>>>>>

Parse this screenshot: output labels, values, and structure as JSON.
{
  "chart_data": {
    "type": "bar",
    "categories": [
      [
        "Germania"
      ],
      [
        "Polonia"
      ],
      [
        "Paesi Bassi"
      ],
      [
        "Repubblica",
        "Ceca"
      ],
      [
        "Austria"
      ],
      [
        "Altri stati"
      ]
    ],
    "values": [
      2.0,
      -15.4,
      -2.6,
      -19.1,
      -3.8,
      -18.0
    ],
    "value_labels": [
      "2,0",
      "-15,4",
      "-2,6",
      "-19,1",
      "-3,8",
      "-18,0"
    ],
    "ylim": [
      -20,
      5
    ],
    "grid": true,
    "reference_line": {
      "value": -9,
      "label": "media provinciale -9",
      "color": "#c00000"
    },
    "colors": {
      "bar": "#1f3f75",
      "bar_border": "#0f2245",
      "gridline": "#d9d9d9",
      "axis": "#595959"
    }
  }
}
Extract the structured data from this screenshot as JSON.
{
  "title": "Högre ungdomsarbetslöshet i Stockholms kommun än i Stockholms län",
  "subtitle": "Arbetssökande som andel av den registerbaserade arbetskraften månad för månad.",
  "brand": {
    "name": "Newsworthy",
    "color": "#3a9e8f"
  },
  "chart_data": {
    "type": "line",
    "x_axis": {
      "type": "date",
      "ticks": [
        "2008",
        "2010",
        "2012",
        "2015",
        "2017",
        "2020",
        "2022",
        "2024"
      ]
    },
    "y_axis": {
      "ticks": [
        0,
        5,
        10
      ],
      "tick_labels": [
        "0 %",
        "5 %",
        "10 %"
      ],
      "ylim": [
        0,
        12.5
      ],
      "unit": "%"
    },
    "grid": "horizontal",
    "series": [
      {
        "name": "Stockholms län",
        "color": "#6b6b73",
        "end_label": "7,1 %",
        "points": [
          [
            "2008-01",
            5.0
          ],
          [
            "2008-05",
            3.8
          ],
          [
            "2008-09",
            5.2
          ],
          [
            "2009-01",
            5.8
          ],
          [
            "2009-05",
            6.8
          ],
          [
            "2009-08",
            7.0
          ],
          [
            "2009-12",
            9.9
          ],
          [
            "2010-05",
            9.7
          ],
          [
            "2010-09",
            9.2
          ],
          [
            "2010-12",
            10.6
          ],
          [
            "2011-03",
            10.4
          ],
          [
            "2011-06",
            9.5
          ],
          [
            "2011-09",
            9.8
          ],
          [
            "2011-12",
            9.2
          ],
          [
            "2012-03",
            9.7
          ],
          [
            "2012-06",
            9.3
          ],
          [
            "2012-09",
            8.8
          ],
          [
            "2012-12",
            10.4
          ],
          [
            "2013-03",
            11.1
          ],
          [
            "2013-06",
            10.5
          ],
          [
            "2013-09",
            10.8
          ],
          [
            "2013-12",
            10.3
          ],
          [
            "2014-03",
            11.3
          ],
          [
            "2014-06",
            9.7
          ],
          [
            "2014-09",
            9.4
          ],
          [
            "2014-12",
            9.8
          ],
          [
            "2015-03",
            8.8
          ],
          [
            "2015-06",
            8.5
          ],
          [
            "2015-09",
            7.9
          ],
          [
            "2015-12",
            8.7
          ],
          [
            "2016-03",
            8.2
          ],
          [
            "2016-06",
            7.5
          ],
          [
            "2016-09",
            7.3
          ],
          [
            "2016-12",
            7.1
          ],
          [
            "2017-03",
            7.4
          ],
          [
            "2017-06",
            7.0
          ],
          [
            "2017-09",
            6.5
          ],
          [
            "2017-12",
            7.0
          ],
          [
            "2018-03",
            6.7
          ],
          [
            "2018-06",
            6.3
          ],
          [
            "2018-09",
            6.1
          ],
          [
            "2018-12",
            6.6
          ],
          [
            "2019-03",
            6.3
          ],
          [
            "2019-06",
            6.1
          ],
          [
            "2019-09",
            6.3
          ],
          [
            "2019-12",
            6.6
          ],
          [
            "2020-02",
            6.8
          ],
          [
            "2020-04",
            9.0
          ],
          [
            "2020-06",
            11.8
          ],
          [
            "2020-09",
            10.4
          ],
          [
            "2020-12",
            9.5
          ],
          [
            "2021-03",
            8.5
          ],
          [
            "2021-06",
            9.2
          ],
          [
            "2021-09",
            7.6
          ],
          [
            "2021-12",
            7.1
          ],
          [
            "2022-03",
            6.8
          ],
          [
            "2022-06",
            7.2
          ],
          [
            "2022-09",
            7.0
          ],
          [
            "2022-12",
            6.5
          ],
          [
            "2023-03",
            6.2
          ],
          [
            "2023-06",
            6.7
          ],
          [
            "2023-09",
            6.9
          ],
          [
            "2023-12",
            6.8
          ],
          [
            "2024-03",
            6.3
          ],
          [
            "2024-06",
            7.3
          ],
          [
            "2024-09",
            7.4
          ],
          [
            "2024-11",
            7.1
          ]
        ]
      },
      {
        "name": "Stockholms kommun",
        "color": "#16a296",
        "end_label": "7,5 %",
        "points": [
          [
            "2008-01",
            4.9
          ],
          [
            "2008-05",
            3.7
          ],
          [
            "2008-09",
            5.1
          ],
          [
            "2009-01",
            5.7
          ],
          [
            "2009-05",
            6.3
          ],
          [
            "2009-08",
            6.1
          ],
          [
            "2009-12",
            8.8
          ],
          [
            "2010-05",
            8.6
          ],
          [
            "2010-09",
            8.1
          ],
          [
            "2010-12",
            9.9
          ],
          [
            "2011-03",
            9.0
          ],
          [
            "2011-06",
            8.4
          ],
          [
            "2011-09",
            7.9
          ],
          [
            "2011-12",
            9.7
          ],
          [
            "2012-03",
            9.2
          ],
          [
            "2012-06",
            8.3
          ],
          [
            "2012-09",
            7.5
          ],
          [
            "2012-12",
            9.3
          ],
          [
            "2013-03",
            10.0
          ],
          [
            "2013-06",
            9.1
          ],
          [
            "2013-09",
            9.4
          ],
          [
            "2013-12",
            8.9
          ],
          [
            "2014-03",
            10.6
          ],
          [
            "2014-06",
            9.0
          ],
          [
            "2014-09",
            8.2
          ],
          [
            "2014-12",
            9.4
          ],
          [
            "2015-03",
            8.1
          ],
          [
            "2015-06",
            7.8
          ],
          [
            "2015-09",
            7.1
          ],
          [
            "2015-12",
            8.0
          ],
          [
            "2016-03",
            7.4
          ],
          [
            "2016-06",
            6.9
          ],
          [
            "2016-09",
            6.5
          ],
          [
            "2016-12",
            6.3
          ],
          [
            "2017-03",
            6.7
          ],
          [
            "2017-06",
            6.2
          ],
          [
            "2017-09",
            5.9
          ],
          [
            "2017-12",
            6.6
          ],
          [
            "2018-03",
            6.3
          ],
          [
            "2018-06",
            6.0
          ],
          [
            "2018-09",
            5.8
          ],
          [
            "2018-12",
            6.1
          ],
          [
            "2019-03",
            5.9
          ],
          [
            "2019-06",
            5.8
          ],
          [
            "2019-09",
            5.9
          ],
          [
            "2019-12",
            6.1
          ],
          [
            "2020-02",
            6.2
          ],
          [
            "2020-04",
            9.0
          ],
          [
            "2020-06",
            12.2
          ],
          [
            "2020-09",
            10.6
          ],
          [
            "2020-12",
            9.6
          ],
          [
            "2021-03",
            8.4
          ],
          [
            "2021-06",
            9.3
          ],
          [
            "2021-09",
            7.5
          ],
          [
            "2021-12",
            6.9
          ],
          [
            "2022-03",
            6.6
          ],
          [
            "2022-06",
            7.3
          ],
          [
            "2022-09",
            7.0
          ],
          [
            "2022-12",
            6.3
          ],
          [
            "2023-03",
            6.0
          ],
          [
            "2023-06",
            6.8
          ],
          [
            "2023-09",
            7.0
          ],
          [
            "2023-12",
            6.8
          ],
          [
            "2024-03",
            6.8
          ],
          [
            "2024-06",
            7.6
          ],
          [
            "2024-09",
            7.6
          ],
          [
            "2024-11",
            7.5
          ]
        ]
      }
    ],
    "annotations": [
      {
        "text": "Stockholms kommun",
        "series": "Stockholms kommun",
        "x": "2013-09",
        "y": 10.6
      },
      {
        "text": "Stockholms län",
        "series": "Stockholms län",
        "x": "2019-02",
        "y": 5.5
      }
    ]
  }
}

<<<<<

» **The task**
List all lines in the material containing the string "JSON".

» **Problem solution**
Parse this screenshot: output labels, values, and structure as JSON.
Extract the structured data from this screenshot as JSON.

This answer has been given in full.